**What this task involves:** Extract every line from the records below that contains the word "body".

## begin Task material

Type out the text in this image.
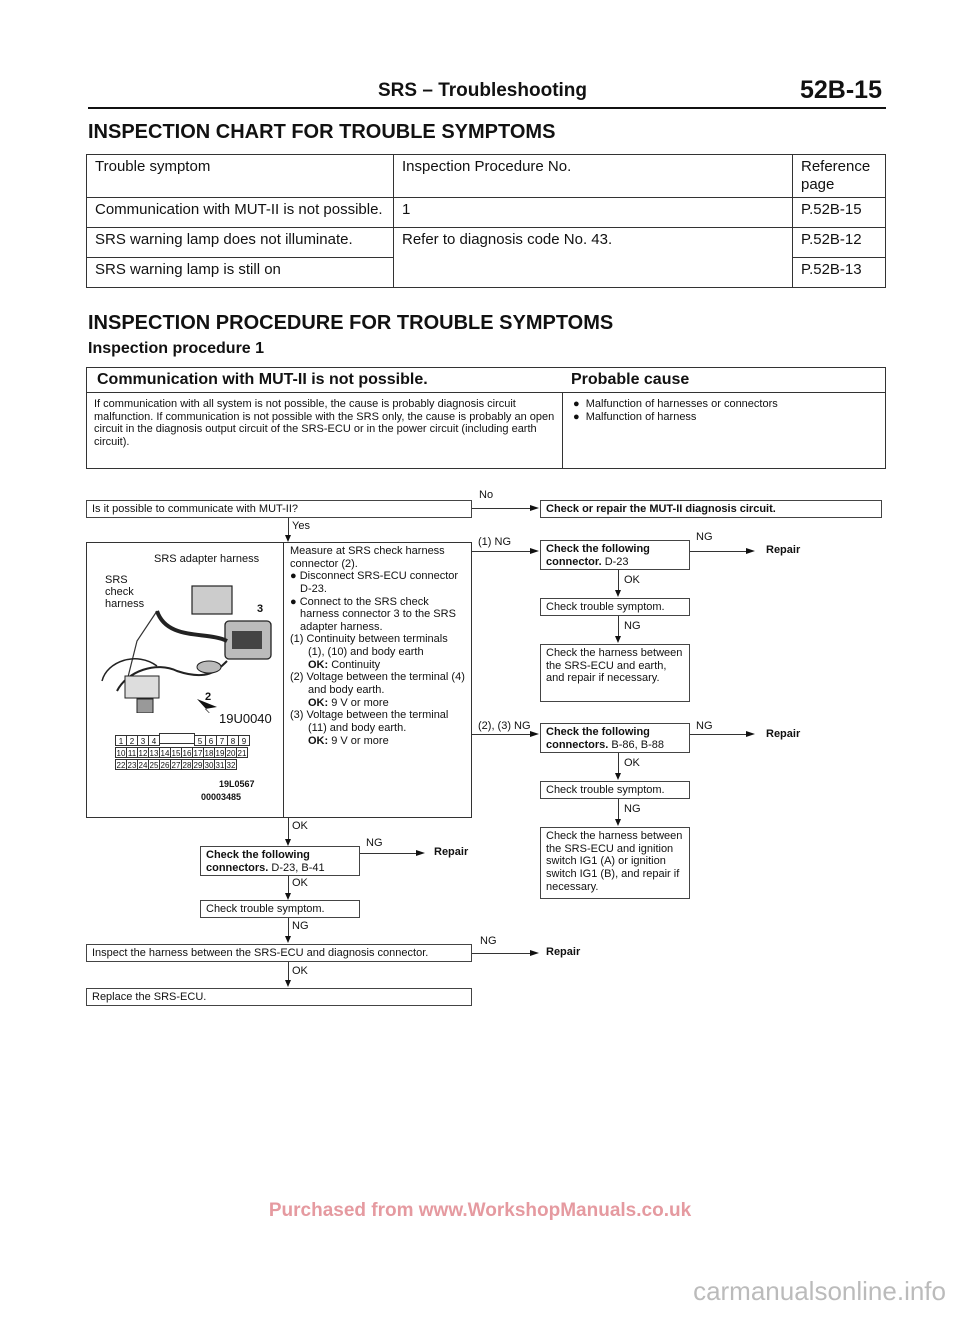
SRS – Troubleshooting	52B-15
INSPECTION CHART FOR TROUBLE SYMPTOMS
Trouble symptom	Inspection Procedure No.	Reference page
Communication with MUT-II is not possible.	1	P.52B-15
SRS warning lamp does not illuminate.	Refer to diagnosis code No. 43.	P.52B-12
SRS warning lamp is still on		P.52B-13
INSPECTION PROCEDURE FOR TROUBLE SYMPTOMS
Inspection procedure 1
Communication with MUT-II is not possible.	Probable cause
If communication with all system is not possible, the cause is probably diagnosis circuit malfunction. If communication is not possible with the SRS only, the cause is probably an open circuit in the diagnosis output circuit of the SRS-ECU or in the power circuit (including earth circuit).
●  Malfunction of harnesses or connectors
●  Malfunction of harness
Is it possible to communicate with MUT-II?
No
Check or repair the MUT-II diagnosis circuit.
Yes
SRS adapter harness
SRS check harness	3
2
19U0040
1 2 3 4	5 6 7 8 9
10 11 12 13 14 15 16 17 18 19 20 21
22 23 24 25 26 27 28 29 30 31 32
19L0567
00003485
Measure at SRS check harness connector (2).
● Disconnect SRS-ECU connector D-23.
● Connect to the SRS check harness connector 3 to the SRS adapter harness.
(1) Continuity between terminals (1), (10) and body earth
OK: Continuity
(2) Voltage between the terminal (4) and body earth.
OK: 9 V or more
(3) Voltage between the terminal (11) and body earth.
OK: 9 V or more
(1) NG
Check the following connector. D-23
NG
Repair
OK
Check trouble symptom.
NG
Check the harness between the SRS-ECU and earth, and repair if necessary.
(2), (3) NG	Check the following connectors. B-86, B-88
NG
Repair
OK
Check trouble symptom.
NG
Check the harness between the SRS-ECU and ignition switch IG1 (A) or ignition switch IG1 (B), and repair if necessary.
OK
Check the following connectors. D-23, B-41
NG
Repair
OK
Check trouble symptom.
NG
Inspect the harness between the SRS-ECU and diagnosis connector.
NG
Repair
OK
Replace the SRS-ECU.
Purchased from www.WorkshopManuals.co.uk
carmanualsonline.info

## end Task material

**Solved problem:**
(1) Continuity between terminals (1), (10) and body earth
(2) Voltage between the terminal (4) and body earth.
(3) Voltage between the terminal (11) and body earth.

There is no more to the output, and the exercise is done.